TASK TO COMPLETE: For each line of the data below that holds "face", copy the line.

[Data entries]
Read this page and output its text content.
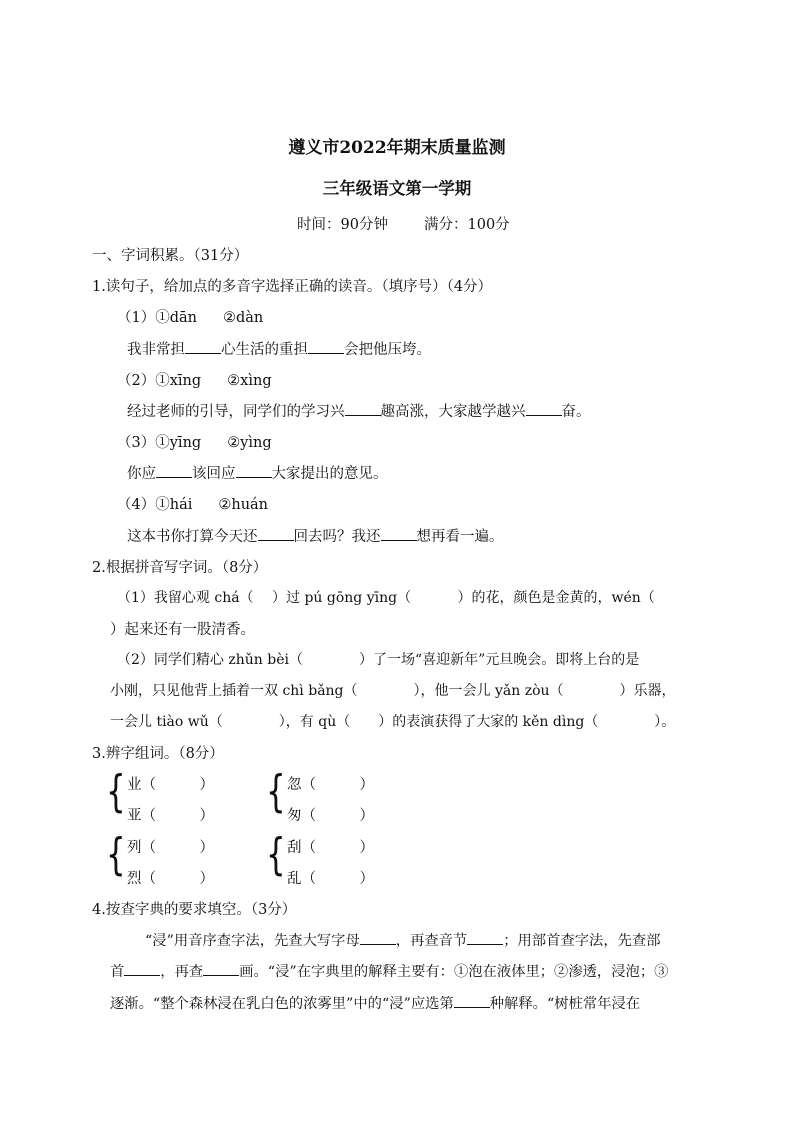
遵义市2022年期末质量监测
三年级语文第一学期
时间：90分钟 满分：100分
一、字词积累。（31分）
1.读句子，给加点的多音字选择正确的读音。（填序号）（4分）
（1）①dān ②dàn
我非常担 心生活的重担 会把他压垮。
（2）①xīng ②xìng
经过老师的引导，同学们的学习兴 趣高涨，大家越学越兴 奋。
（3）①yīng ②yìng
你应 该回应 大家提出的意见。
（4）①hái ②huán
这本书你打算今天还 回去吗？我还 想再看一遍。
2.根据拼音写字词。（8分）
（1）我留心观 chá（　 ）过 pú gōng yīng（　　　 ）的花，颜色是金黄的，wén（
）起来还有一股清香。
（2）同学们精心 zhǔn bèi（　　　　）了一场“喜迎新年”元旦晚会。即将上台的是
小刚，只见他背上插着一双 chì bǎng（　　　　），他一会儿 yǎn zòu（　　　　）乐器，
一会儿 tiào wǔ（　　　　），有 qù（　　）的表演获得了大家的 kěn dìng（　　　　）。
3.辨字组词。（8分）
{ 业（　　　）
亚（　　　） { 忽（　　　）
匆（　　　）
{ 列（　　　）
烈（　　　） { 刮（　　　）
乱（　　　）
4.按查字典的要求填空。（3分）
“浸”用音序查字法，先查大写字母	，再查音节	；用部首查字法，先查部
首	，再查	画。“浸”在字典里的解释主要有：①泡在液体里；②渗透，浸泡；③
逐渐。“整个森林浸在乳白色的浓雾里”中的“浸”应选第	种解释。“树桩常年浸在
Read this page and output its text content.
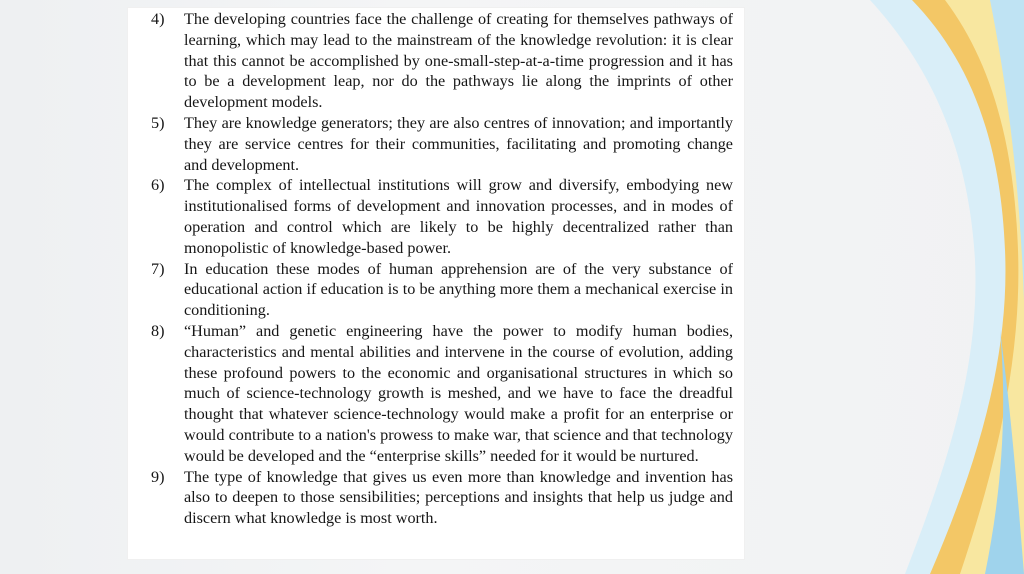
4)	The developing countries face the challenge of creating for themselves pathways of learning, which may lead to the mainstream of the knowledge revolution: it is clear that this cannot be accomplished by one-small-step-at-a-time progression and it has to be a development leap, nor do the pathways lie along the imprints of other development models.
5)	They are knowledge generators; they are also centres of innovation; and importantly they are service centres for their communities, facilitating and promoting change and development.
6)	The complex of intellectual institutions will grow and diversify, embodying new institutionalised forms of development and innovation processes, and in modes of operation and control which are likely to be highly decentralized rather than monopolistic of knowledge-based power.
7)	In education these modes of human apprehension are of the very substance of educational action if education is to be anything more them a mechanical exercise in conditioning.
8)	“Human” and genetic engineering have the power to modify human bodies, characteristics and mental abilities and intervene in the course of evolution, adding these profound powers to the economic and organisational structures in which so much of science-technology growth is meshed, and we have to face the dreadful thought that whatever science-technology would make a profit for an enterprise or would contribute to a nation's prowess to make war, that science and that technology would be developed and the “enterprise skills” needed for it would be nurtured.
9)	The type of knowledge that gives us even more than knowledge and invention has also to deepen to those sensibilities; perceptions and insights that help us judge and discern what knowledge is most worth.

FINAL RESULT:
4)	The developing countries face the challenge of creating for themselves pathways of learning, which may lead to the mainstream of the knowledge revolution: it is clear that this cannot be accomplished by one-small-step-at-a-time progression and it has to be a development leap, nor do the pathways lie along the imprints of other development models.
8)	“Human” and genetic engineering have the power to modify human bodies, characteristics and mental abilities and intervene in the course of evolution, adding these profound powers to the economic and organisational structures in which so much of science-technology growth is meshed, and we have to face the dreadful thought that whatever science-technology would make a profit for an enterprise or would contribute to a nation's prowess to make war, that science and that technology would be developed and the “enterprise skills” needed for it would be nurtured.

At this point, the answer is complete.